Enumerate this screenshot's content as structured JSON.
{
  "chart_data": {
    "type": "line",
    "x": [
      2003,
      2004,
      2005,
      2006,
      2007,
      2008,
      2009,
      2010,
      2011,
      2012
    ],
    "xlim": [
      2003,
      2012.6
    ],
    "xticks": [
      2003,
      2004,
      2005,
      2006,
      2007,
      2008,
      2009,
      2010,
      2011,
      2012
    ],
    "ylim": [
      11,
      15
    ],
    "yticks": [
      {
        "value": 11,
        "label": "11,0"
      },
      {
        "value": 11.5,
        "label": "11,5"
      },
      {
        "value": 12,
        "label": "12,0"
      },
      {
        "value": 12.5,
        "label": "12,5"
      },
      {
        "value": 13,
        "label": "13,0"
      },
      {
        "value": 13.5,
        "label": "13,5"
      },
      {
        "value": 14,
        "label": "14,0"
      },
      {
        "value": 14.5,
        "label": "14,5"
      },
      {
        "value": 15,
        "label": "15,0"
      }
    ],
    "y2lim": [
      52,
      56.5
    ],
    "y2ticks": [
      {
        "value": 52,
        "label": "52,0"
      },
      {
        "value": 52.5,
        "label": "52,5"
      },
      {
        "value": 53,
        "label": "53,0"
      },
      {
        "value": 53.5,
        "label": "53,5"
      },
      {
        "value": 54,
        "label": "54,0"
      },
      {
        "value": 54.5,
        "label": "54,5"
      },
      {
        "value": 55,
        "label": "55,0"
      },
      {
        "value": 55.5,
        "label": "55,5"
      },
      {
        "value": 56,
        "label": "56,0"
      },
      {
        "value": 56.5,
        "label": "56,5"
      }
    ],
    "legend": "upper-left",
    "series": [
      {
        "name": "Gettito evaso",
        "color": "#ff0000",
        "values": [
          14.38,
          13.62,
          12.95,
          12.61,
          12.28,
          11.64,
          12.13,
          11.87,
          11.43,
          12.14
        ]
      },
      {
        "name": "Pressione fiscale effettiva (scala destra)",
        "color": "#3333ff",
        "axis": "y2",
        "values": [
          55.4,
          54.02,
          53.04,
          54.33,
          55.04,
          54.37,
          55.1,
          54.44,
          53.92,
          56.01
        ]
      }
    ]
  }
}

THE EXERCISE
Return the lines above exactly, keeping every word.

RESPONSE BELOW
Enumerate this screenshot's content as structured JSON.
{
  "chart_data": {
    "type": "line",
    "x": [
      2003,
      2004,
      2005,
      2006,
      2007,
      2008,
      2009,
      2010,
      2011,
      2012
    ],
    "xlim": [
      2003,
      2012.6
    ],
    "xticks": [
      2003,
      2004,
      2005,
      2006,
      2007,
      2008,
      2009,
      2010,
      2011,
      2012
    ],
    "ylim": [
      11,
      15
    ],
    "yticks": [
      {
        "value": 11,
        "label": "11,0"
      },
      {
        "value": 11.5,
        "label": "11,5"
      },
      {
        "value": 12,
        "label": "12,0"
      },
      {
        "value": 12.5,
        "label": "12,5"
      },
      {
        "value": 13,
        "label": "13,0"
      },
      {
        "value": 13.5,
        "label": "13,5"
      },
      {
        "value": 14,
        "label": "14,0"
      },
      {
        "value": 14.5,
        "label": "14,5"
      },
      {
        "value": 15,
        "label": "15,0"
      }
    ],
    "y2lim": [
      52,
      56.5
    ],
    "y2ticks": [
      {
        "value": 52,
        "label": "52,0"
      },
      {
        "value": 52.5,
        "label": "52,5"
      },
      {
        "value": 53,
        "label": "53,0"
      },
      {
        "value": 53.5,
        "label": "53,5"
      },
      {
        "value": 54,
        "label": "54,0"
      },
      {
        "value": 54.5,
        "label": "54,5"
      },
      {
        "value": 55,
        "label": "55,0"
      },
      {
        "value": 55.5,
        "label": "55,5"
      },
      {
        "value": 56,
        "label": "56,0"
      },
      {
        "value": 56.5,
        "label": "56,5"
      }
    ],
    "legend": "upper-left",
    "series": [
      {
        "name": "Gettito evaso",
        "color": "#ff0000",
        "values": [
          14.38,
          13.62,
          12.95,
          12.61,
          12.28,
          11.64,
          12.13,
          11.87,
          11.43,
          12.14
        ]
      },
      {
        "name": "Pressione fiscale effettiva (scala destra)",
        "color": "#3333ff",
        "axis": "y2",
        "values": [
          55.4,
          54.02,
          53.04,
          54.33,
          55.04,
          54.37,
          55.1,
          54.44,
          53.92,
          56.01
        ]
      }
    ]
  }
}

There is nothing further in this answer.